WRITTEN TASK:
Restate the entries below verbatim.

[START OF PROVIDED DATA]

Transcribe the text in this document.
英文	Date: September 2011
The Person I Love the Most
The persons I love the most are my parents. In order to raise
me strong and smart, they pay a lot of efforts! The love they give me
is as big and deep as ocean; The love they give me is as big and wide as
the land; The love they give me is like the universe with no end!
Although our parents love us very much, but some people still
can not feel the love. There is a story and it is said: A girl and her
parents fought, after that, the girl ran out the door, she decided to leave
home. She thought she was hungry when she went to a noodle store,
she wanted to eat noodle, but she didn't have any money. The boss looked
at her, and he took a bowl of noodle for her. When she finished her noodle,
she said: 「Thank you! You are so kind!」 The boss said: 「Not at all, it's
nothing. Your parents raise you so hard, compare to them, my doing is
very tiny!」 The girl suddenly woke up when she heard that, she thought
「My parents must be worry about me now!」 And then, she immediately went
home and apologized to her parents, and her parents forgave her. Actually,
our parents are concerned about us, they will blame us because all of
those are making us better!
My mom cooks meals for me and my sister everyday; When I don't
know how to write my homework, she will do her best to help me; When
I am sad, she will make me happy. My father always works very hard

[END OF PROVIDED DATA]

FINAL RESULT:
Transcribe the text in this document.
英文	Date: September 2011
The Person I Love the Most
The persons I love the most are my parents. In order to raise
me strong and smart, they pay a lot of efforts! The love they give me
is as big and deep as ocean; The love they give me is as big and wide as
the land; The love they give me is like the universe with no end!
Although our parents love us very much, but some people still
can not feel the love. There is a story and it is said: A girl and her
parents fought, after that, the girl ran out the door, she decided to leave
home. She thought she was hungry when she went to a noodle store,
she wanted to eat noodle, but she didn't have any money. The boss looked
at her, and he took a bowl of noodle for her. When she finished her noodle,
she said: 「Thank you! You are so kind!」 The boss said: 「Not at all, it's
nothing. Your parents raise you so hard, compare to them, my doing is
very tiny!」 The girl suddenly woke up when she heard that, she thought
「My parents must be worry about me now!」 And then, she immediately went
home and apologized to her parents, and her parents forgave her. Actually,
our parents are concerned about us, they will blame us because all of
those are making us better!
My mom cooks meals for me and my sister everyday; When I don't
know how to write my homework, she will do her best to help me; When
I am sad, she will make me happy. My father always works very hard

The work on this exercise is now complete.